— WHAT YOU NEED TO DO —
Faithfully return all lines, omitting every embedded picture.

———

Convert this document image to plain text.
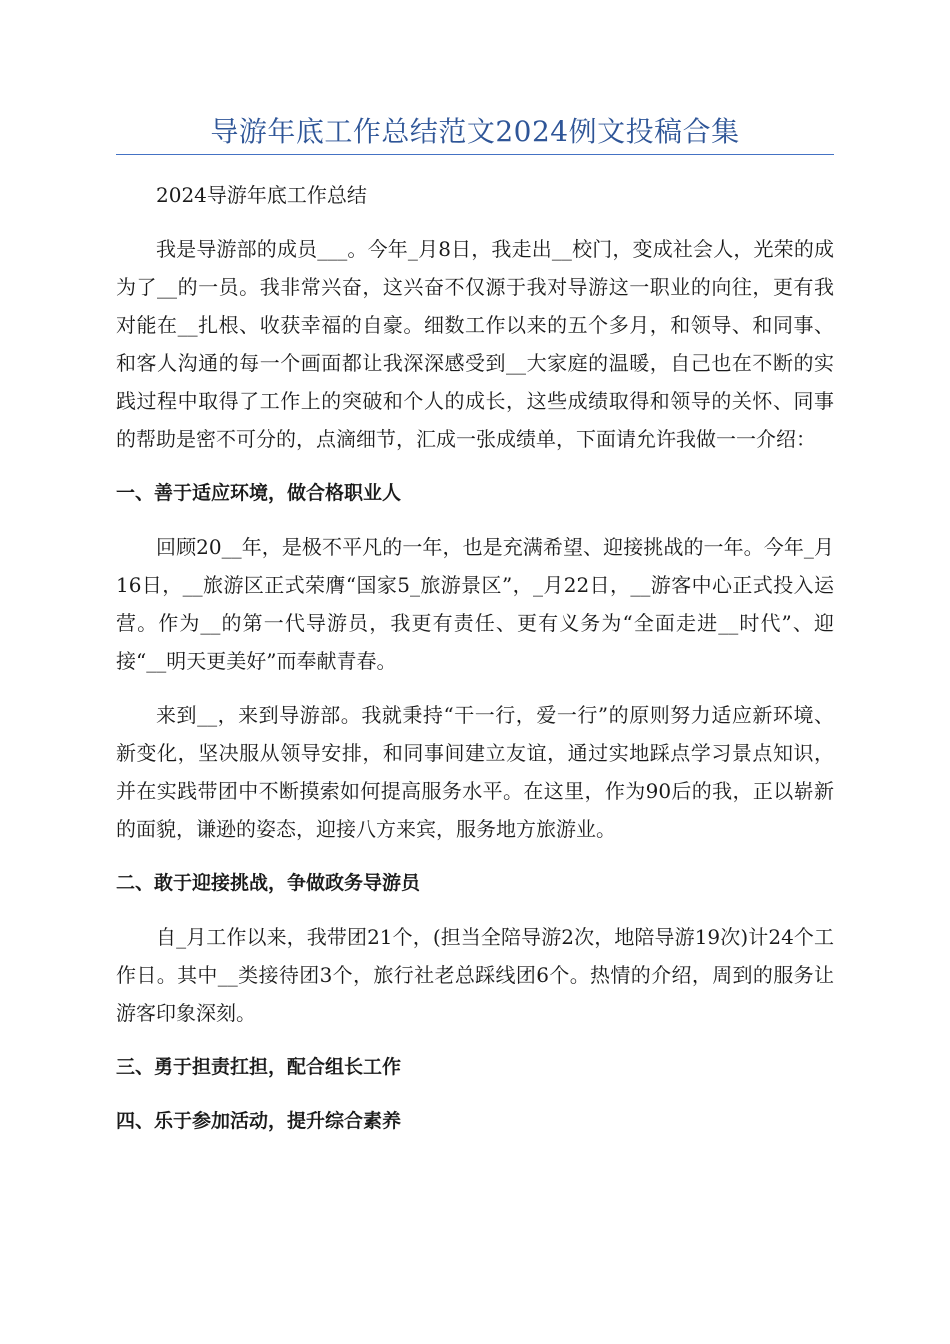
导游年底工作总结范文2024例文投稿合集

2024导游年底工作总结

我是导游部的成员___。今年_月8日，我走出__校门，变成社会人，光荣的成为了__的一员。我非常兴奋，这兴奋不仅源于我对导游这一职业的向往，更有我对能在__扎根、收获幸福的自豪。细数工作以来的五个多月，和领导、和同事、和客人沟通的每一个画面都让我深深感受到__大家庭的温暖，自己也在不断的实践过程中取得了工作上的突破和个人的成长，这些成绩取得和领导的关怀、同事的帮助是密不可分的，点滴细节，汇成一张成绩单，下面请允许我做一一介绍：

一、善于适应环境，做合格职业人

回顾20__年，是极不平凡的一年，也是充满希望、迎接挑战的一年。今年_月16日，__旅游区正式荣膺“国家5_旅游景区”，_月22日，__游客中心正式投入运营。作为__的第一代导游员，我更有责任、更有义务为“全面走进__时代”、迎接“__明天更美好”而奉献青春。

来到__，来到导游部。我就秉持“干一行，爱一行”的原则努力适应新环境、新变化，坚决服从领导安排，和同事间建立友谊，通过实地踩点学习景点知识，并在实践带团中不断摸索如何提高服务水平。在这里，作为90后的我，正以崭新的面貌，谦逊的姿态，迎接八方来宾，服务地方旅游业。

二、敢于迎接挑战，争做政务导游员

自_月工作以来，我带团21个，(担当全陪导游2次，地陪导游19次)计24个工作日。其中__类接待团3个，旅行社老总踩线团6个。热情的介绍，周到的服务让游客印象深刻。

三、勇于担责扛担，配合组长工作

四、乐于参加活动，提升综合素养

———

— RESPONSE TO THIS EXERCISE —
Convert this document image to plain text.
导游年底工作总结范文2024例文投稿合集

2024导游年底工作总结

我是导游部的成员___。今年_月8日，我走出__校门，变成社会人，光荣的成为了__的一员。我非常兴奋，这兴奋不仅源于我对导游这一职业的向往，更有我对能在__扎根、收获幸福的自豪。细数工作以来的五个多月，和领导、和同事、和客人沟通的每一个画面都让我深深感受到__大家庭的温暖，自己也在不断的实践过程中取得了工作上的突破和个人的成长，这些成绩取得和领导的关怀、同事的帮助是密不可分的，点滴细节，汇成一张成绩单，下面请允许我做一一介绍：

一、善于适应环境，做合格职业人

回顾20__年，是极不平凡的一年，也是充满希望、迎接挑战的一年。今年_月16日，__旅游区正式荣膺“国家5_旅游景区”，_月22日，__游客中心正式投入运营。作为__的第一代导游员，我更有责任、更有义务为“全面走进__时代”、迎接“__明天更美好”而奉献青春。

来到__，来到导游部。我就秉持“干一行，爱一行”的原则努力适应新环境、新变化，坚决服从领导安排，和同事间建立友谊，通过实地踩点学习景点知识，并在实践带团中不断摸索如何提高服务水平。在这里，作为90后的我，正以崭新的面貌，谦逊的姿态，迎接八方来宾，服务地方旅游业。

二、敢于迎接挑战，争做政务导游员

自_月工作以来，我带团21个，(担当全陪导游2次，地陪导游19次)计24个工作日。其中__类接待团3个，旅行社老总踩线团6个。热情的介绍，周到的服务让游客印象深刻。

三、勇于担责扛担，配合组长工作

四、乐于参加活动，提升综合素养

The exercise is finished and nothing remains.